Write out each line exactly as it stands, please.
====
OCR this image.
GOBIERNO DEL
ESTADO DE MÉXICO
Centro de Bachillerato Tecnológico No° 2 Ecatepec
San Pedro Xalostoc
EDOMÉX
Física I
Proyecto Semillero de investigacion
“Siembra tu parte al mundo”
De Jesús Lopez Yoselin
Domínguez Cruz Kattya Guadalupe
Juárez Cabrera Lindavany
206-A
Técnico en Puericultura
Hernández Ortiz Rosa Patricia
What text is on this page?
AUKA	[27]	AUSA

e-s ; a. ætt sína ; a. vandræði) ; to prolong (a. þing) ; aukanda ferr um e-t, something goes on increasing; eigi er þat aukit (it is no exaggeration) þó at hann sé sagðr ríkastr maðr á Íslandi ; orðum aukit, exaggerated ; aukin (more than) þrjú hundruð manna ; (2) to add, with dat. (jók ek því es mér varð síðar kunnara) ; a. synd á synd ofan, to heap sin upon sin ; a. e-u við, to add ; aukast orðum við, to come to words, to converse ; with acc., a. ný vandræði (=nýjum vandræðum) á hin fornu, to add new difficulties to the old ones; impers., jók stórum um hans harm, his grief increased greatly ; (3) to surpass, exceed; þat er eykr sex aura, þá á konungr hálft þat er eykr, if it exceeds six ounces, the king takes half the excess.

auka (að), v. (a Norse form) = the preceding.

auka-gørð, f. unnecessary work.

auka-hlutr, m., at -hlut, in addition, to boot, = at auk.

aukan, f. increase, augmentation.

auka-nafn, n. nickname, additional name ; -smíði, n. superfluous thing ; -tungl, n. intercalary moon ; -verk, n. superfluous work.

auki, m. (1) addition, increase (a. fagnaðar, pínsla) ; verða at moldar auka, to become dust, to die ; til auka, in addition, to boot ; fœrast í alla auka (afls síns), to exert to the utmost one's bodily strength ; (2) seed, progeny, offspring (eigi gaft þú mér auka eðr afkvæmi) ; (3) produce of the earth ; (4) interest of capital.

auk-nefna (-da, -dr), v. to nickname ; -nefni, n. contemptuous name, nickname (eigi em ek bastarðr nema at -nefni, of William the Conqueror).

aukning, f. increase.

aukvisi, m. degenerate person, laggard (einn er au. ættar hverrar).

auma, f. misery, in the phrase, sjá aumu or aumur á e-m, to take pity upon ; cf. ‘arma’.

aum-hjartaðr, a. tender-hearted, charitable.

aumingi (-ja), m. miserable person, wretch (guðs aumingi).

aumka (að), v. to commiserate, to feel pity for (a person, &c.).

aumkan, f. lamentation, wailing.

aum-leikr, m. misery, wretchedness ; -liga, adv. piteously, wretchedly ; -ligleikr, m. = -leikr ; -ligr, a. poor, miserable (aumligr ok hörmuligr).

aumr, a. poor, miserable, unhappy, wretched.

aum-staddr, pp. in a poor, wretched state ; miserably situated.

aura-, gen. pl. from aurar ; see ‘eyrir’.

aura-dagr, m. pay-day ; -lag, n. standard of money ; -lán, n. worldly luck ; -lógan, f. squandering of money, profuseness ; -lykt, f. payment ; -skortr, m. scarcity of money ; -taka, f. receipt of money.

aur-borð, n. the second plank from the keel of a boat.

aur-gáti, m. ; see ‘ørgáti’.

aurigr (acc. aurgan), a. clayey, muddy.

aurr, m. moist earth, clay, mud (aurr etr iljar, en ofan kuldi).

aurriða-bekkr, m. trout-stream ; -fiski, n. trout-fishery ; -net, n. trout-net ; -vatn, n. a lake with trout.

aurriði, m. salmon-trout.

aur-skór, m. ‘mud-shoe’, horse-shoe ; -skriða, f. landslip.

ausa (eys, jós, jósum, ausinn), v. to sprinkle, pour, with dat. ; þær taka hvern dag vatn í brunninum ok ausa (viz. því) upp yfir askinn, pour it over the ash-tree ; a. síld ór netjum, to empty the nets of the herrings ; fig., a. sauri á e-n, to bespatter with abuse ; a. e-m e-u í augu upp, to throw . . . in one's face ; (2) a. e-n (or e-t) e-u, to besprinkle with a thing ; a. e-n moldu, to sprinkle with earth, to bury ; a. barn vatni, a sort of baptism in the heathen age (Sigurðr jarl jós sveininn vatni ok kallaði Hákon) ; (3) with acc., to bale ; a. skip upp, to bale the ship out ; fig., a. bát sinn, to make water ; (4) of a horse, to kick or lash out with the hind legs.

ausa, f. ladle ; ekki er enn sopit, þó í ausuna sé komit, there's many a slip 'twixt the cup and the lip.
====
**SOLUTION TO THIS PROBLEM**
OCR this image.
GOBIERNO DEL
ESTADO DE MÉXICO
Centro de Bachillerato Tecnológico No° 2 Ecatepec
San Pedro Xalostoc
EDOMÉX
Física I
Proyecto Semillero de investigacion
“Siembra tu parte al mundo”
De Jesús Lopez Yoselin
Domínguez Cruz Kattya Guadalupe
Juárez Cabrera Lindavany
206-A
Técnico en Puericultura
Hernández Ortiz Rosa Patricia
What text is on this page?
AUKA	[27]	AUSA

e-s ; a. ætt sína ; a. vandræði) ; to prolong (a. þing) ; aukanda ferr um e-t, something goes on increasing; eigi er þat aukit (it is no exaggeration) þó at hann sé sagðr ríkastr maðr á Íslandi ; orðum aukit, exaggerated ; aukin (more than) þrjú hundruð manna ; (2) to add, with dat. (jók ek því es mér varð síðar kunnara) ; a. synd á synd ofan, to heap sin upon sin ; a. e-u við, to add ; aukast orðum við, to come to words, to converse ; with acc., a. ný vandræði (=nýjum vandræðum) á hin fornu, to add new difficulties to the old ones; impers., jók stórum um hans harm, his grief increased greatly ; (3) to surpass, exceed; þat er eykr sex aura, þá á konungr hálft þat er eykr, if it exceeds six ounces, the king takes half the excess.

auka (að), v. (a Norse form) = the preceding.

auka-gørð, f. unnecessary work.

auka-hlutr, m., at -hlut, in addition, to boot, = at auk.

aukan, f. increase, augmentation.

auka-nafn, n. nickname, additional name ; -smíði, n. superfluous thing ; -tungl, n. intercalary moon ; -verk, n. superfluous work.

auki, m. (1) addition, increase (a. fagnaðar, pínsla) ; verða at moldar auka, to become dust, to die ; til auka, in addition, to boot ; fœrast í alla auka (afls síns), to exert to the utmost one's bodily strength ; (2) seed, progeny, offspring (eigi gaft þú mér auka eðr afkvæmi) ; (3) produce of the earth ; (4) interest of capital.

auk-nefna (-da, -dr), v. to nickname ; -nefni, n. contemptuous name, nickname (eigi em ek bastarðr nema at -nefni, of William the Conqueror).

aukning, f. increase.

aukvisi, m. degenerate person, laggard (einn er au. ættar hverrar).

auma, f. misery, in the phrase, sjá aumu or aumur á e-m, to take pity upon ; cf. ‘arma’.

aum-hjartaðr, a. tender-hearted, charitable.

aumingi (-ja), m. miserable person, wretch (guðs aumingi).

aumka (að), v. to commiserate, to feel pity for (a person, &c.).

aumkan, f. lamentation, wailing.

aum-leikr, m. misery, wretchedness ; -liga, adv. piteously, wretchedly ; -ligleikr, m. = -leikr ; -ligr, a. poor, miserable (aumligr ok hörmuligr).

aumr, a. poor, miserable, unhappy, wretched.

aum-staddr, pp. in a poor, wretched state ; miserably situated.

aura-, gen. pl. from aurar ; see ‘eyrir’.

aura-dagr, m. pay-day ; -lag, n. standard of money ; -lán, n. worldly luck ; -lógan, f. squandering of money, profuseness ; -lykt, f. payment ; -skortr, m. scarcity of money ; -taka, f. receipt of money.

aur-borð, n. the second plank from the keel of a boat.

aur-gáti, m. ; see ‘ørgáti’.

aurigr (acc. aurgan), a. clayey, muddy.

aurr, m. moist earth, clay, mud (aurr etr iljar, en ofan kuldi).

aurriða-bekkr, m. trout-stream ; -fiski, n. trout-fishery ; -net, n. trout-net ; -vatn, n. a lake with trout.

aurriði, m. salmon-trout.

aur-skór, m. ‘mud-shoe’, horse-shoe ; -skriða, f. landslip.

ausa (eys, jós, jósum, ausinn), v. to sprinkle, pour, with dat. ; þær taka hvern dag vatn í brunninum ok ausa (viz. því) upp yfir askinn, pour it over the ash-tree ; a. síld ór netjum, to empty the nets of the herrings ; fig., a. sauri á e-n, to bespatter with abuse ; a. e-m e-u í augu upp, to throw . . . in one's face ; (2) a. e-n (or e-t) e-u, to besprinkle with a thing ; a. e-n moldu, to sprinkle with earth, to bury ; a. barn vatni, a sort of baptism in the heathen age (Sigurðr jarl jós sveininn vatni ok kallaði Hákon) ; (3) with acc., to bale ; a. skip upp, to bale the ship out ; fig., a. bát sinn, to make water ; (4) of a horse, to kick or lash out with the hind legs.

ausa, f. ladle ; ekki er enn sopit, þó í ausuna sé komit, there's many a slip 'twixt the cup and the lip.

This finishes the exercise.